[EXERCISE DIRECTIONS] Under this task are some entries; return every one of them exactly.

[Stored entries]
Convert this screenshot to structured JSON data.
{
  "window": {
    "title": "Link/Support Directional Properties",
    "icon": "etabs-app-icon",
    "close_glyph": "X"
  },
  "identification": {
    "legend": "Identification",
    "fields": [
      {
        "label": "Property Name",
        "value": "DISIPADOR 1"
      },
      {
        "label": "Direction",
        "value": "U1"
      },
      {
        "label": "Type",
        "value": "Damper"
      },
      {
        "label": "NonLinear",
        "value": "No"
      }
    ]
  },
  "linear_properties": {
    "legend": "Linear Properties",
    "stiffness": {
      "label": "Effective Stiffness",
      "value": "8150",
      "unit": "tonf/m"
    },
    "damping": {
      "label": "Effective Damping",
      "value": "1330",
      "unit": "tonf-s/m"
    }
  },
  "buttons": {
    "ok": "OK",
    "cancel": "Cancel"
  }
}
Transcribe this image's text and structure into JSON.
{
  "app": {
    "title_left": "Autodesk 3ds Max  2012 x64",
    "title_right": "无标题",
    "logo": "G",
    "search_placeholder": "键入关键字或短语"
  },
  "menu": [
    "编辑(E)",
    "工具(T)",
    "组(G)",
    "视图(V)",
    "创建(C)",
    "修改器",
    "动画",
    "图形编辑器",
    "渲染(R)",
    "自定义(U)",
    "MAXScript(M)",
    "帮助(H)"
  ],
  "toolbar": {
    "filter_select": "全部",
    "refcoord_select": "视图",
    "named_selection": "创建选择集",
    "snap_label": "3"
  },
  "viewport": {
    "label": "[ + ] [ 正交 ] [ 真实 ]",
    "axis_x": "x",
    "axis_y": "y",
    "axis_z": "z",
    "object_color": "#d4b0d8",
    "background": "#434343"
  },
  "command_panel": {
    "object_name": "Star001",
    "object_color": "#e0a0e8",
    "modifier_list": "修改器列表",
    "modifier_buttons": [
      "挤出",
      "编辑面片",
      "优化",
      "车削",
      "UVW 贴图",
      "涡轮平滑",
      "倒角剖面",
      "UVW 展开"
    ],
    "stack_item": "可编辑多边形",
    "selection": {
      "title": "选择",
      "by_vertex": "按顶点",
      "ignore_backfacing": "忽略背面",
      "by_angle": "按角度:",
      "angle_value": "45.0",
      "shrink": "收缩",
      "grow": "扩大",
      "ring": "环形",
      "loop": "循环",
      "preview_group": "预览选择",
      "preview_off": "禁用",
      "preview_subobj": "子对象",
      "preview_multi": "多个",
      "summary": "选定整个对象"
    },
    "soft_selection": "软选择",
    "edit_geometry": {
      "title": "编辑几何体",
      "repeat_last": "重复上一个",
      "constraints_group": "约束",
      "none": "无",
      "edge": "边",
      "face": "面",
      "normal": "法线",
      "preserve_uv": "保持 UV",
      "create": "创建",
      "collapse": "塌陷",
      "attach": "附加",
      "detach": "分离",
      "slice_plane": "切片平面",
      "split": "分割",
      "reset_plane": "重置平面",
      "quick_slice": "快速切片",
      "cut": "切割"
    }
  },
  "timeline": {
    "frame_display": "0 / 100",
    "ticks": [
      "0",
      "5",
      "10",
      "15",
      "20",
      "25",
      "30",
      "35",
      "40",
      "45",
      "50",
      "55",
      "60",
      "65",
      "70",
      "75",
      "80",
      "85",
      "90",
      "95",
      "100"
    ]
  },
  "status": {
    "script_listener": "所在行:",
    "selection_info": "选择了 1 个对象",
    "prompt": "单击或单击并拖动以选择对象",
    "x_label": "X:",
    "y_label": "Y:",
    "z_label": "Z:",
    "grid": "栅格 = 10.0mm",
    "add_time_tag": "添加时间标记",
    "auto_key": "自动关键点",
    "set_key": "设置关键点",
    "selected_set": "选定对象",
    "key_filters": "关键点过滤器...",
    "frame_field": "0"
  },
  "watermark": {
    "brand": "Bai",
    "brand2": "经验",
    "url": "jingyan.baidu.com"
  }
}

[EXERCISE SOLUTION]
Convert this screenshot to structured JSON data.
{
  "window": {
    "title": "Link/Support Directional Properties",
    "icon": "etabs-app-icon",
    "close_glyph": "X"
  },
  "identification": {
    "legend": "Identification",
    "fields": [
      {
        "label": "Property Name",
        "value": "DISIPADOR 1"
      },
      {
        "label": "Direction",
        "value": "U1"
      },
      {
        "label": "Type",
        "value": "Damper"
      },
      {
        "label": "NonLinear",
        "value": "No"
      }
    ]
  },
  "linear_properties": {
    "legend": "Linear Properties",
    "stiffness": {
      "label": "Effective Stiffness",
      "value": "8150",
      "unit": "tonf/m"
    },
    "damping": {
      "label": "Effective Damping",
      "value": "1330",
      "unit": "tonf-s/m"
    }
  },
  "buttons": {
    "ok": "OK",
    "cancel": "Cancel"
  }
}
Transcribe this image's text and structure into JSON.
{
  "app": {
    "title_left": "Autodesk 3ds Max  2012 x64",
    "title_right": "无标题",
    "logo": "G",
    "search_placeholder": "键入关键字或短语"
  },
  "menu": [
    "编辑(E)",
    "工具(T)",
    "组(G)",
    "视图(V)",
    "创建(C)",
    "修改器",
    "动画",
    "图形编辑器",
    "渲染(R)",
    "自定义(U)",
    "MAXScript(M)",
    "帮助(H)"
  ],
  "toolbar": {
    "filter_select": "全部",
    "refcoord_select": "视图",
    "named_selection": "创建选择集",
    "snap_label": "3"
  },
  "viewport": {
    "label": "[ + ] [ 正交 ] [ 真实 ]",
    "axis_x": "x",
    "axis_y": "y",
    "axis_z": "z",
    "object_color": "#d4b0d8",
    "background": "#434343"
  },
  "command_panel": {
    "object_name": "Star001",
    "object_color": "#e0a0e8",
    "modifier_list": "修改器列表",
    "modifier_buttons": [
      "挤出",
      "编辑面片",
      "优化",
      "车削",
      "UVW 贴图",
      "涡轮平滑",
      "倒角剖面",
      "UVW 展开"
    ],
    "stack_item": "可编辑多边形",
    "selection": {
      "title": "选择",
      "by_vertex": "按顶点",
      "ignore_backfacing": "忽略背面",
      "by_angle": "按角度:",
      "angle_value": "45.0",
      "shrink": "收缩",
      "grow": "扩大",
      "ring": "环形",
      "loop": "循环",
      "preview_group": "预览选择",
      "preview_off": "禁用",
      "preview_subobj": "子对象",
      "preview_multi": "多个",
      "summary": "选定整个对象"
    },
    "soft_selection": "软选择",
    "edit_geometry": {
      "title": "编辑几何体",
      "repeat_last": "重复上一个",
      "constraints_group": "约束",
      "none": "无",
      "edge": "边",
      "face": "面",
      "normal": "法线",
      "preserve_uv": "保持 UV",
      "create": "创建",
      "collapse": "塌陷",
      "attach": "附加",
      "detach": "分离",
      "slice_plane": "切片平面",
      "split": "分割",
      "reset_plane": "重置平面",
      "quick_slice": "快速切片",
      "cut": "切割"
    }
  },
  "timeline": {
    "frame_display": "0 / 100",
    "ticks": [
      "0",
      "5",
      "10",
      "15",
      "20",
      "25",
      "30",
      "35",
      "40",
      "45",
      "50",
      "55",
      "60",
      "65",
      "70",
      "75",
      "80",
      "85",
      "90",
      "95",
      "100"
    ]
  },
  "status": {
    "script_listener": "所在行:",
    "selection_info": "选择了 1 个对象",
    "prompt": "单击或单击并拖动以选择对象",
    "x_label": "X:",
    "y_label": "Y:",
    "z_label": "Z:",
    "grid": "栅格 = 10.0mm",
    "add_time_tag": "添加时间标记",
    "auto_key": "自动关键点",
    "set_key": "设置关键点",
    "selected_set": "选定对象",
    "key_filters": "关键点过滤器...",
    "frame_field": "0"
  },
  "watermark": {
    "brand": "Bai",
    "brand2": "经验",
    "url": "jingyan.baidu.com"
  }
}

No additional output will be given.